◆ **EXERCISE GOAL**:
Write out all of the data without omission, exactly as shown.

⟨

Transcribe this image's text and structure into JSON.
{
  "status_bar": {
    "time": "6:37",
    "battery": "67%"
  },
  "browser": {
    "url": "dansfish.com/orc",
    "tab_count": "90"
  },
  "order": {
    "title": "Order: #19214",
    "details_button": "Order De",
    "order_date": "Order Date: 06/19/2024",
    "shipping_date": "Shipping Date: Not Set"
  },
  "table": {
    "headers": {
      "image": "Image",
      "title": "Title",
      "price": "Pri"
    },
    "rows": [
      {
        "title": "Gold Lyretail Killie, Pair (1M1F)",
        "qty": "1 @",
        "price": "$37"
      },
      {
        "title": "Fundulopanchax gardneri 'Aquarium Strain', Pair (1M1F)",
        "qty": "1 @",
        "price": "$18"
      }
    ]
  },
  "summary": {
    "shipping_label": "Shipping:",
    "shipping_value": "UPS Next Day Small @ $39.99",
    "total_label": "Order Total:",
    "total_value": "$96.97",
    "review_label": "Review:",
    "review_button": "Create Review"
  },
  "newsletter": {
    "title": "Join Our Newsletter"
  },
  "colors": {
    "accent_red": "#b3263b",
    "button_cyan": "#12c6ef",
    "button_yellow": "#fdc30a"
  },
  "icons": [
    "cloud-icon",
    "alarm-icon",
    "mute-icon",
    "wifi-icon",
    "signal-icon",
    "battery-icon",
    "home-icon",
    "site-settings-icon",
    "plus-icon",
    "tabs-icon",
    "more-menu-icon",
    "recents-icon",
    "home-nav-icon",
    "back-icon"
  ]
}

⟩

◆ **EXERCISE ANSWER**:
Transcribe this image's text and structure into JSON.
{
  "status_bar": {
    "time": "6:37",
    "battery": "67%"
  },
  "browser": {
    "url": "dansfish.com/orc",
    "tab_count": "90"
  },
  "order": {
    "title": "Order: #19214",
    "details_button": "Order De",
    "order_date": "Order Date: 06/19/2024",
    "shipping_date": "Shipping Date: Not Set"
  },
  "table": {
    "headers": {
      "image": "Image",
      "title": "Title",
      "price": "Pri"
    },
    "rows": [
      {
        "title": "Gold Lyretail Killie, Pair (1M1F)",
        "qty": "1 @",
        "price": "$37"
      },
      {
        "title": "Fundulopanchax gardneri 'Aquarium Strain', Pair (1M1F)",
        "qty": "1 @",
        "price": "$18"
      }
    ]
  },
  "summary": {
    "shipping_label": "Shipping:",
    "shipping_value": "UPS Next Day Small @ $39.99",
    "total_label": "Order Total:",
    "total_value": "$96.97",
    "review_label": "Review:",
    "review_button": "Create Review"
  },
  "newsletter": {
    "title": "Join Our Newsletter"
  },
  "colors": {
    "accent_red": "#b3263b",
    "button_cyan": "#12c6ef",
    "button_yellow": "#fdc30a"
  },
  "icons": [
    "cloud-icon",
    "alarm-icon",
    "mute-icon",
    "wifi-icon",
    "signal-icon",
    "battery-icon",
    "home-icon",
    "site-settings-icon",
    "plus-icon",
    "tabs-icon",
    "more-menu-icon",
    "recents-icon",
    "home-nav-icon",
    "back-icon"
  ]
}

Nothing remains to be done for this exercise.